> **RECORDS FOR THIS EXERCISE**
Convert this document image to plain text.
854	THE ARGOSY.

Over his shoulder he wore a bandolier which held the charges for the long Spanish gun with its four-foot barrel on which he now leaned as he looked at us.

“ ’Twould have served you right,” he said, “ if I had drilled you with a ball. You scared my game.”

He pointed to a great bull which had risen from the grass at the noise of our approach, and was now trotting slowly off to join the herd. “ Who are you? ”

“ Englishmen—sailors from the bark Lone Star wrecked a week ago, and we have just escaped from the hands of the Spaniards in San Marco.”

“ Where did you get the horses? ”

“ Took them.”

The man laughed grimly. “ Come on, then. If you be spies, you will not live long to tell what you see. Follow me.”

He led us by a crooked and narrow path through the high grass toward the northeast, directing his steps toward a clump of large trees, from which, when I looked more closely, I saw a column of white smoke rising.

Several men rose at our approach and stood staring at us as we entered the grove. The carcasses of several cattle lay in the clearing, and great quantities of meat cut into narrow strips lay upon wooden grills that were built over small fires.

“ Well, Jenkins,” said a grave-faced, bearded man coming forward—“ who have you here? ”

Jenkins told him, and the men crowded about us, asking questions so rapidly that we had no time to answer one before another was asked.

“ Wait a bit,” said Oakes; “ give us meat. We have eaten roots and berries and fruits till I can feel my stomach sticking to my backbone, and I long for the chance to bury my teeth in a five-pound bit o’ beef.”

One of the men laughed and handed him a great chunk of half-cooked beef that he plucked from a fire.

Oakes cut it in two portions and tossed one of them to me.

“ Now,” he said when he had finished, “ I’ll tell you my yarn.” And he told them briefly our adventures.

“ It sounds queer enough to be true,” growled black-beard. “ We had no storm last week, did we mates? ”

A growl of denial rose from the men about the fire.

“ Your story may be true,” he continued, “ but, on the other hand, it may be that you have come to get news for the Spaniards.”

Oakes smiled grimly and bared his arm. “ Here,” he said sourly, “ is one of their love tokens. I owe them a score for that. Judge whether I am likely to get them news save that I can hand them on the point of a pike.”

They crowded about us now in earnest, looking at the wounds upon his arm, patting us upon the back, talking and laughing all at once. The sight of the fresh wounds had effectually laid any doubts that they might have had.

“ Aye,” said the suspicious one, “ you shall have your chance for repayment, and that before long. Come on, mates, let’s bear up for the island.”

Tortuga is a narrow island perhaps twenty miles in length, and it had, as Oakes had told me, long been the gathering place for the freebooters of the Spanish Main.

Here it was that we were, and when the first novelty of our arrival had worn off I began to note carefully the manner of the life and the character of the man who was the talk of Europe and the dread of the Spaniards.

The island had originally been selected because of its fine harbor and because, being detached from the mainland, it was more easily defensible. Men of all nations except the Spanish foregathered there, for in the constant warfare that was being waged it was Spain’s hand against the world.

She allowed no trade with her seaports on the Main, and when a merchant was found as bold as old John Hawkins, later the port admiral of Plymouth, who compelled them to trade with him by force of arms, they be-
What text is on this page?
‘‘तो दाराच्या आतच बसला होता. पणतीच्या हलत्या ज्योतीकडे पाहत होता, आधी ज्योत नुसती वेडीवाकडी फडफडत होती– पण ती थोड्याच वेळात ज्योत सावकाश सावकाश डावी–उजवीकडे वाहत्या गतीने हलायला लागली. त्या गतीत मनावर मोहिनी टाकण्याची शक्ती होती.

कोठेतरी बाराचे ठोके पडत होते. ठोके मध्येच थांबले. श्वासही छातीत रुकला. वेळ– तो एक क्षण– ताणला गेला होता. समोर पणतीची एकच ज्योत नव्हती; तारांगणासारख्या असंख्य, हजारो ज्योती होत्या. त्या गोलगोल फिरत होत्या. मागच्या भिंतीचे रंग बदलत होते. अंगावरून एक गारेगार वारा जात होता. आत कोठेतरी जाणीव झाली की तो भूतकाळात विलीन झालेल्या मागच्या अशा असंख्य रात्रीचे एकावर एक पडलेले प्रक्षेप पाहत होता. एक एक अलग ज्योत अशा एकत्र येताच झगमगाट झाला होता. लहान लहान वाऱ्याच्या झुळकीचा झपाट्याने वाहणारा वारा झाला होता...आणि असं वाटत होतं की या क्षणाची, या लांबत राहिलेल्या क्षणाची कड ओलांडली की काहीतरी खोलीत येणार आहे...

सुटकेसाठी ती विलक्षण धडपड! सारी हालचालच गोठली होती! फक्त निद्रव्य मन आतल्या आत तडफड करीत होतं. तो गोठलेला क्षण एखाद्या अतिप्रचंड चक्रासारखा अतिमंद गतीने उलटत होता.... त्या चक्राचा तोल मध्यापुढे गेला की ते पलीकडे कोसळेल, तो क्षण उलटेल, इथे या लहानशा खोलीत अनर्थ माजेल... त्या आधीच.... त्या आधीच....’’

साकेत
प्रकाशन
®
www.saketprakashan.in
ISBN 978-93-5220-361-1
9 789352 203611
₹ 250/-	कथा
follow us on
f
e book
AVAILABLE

> **SET EXERCISE**
Where a line of the entries contains the word "grimly", copy that line.

> **SOLUTION FOR THIS EXERCISE**
The man laughed grimly. “ Come on, then. If you be spies, you will not live long to tell what you see. Follow me.”
Oakes smiled grimly and bared his arm. “ Here,” he said sourly, “ is one of their love tokens. I owe them a score for that. Judge whether I am likely to get them news save that I can hand them on the point of a pike.”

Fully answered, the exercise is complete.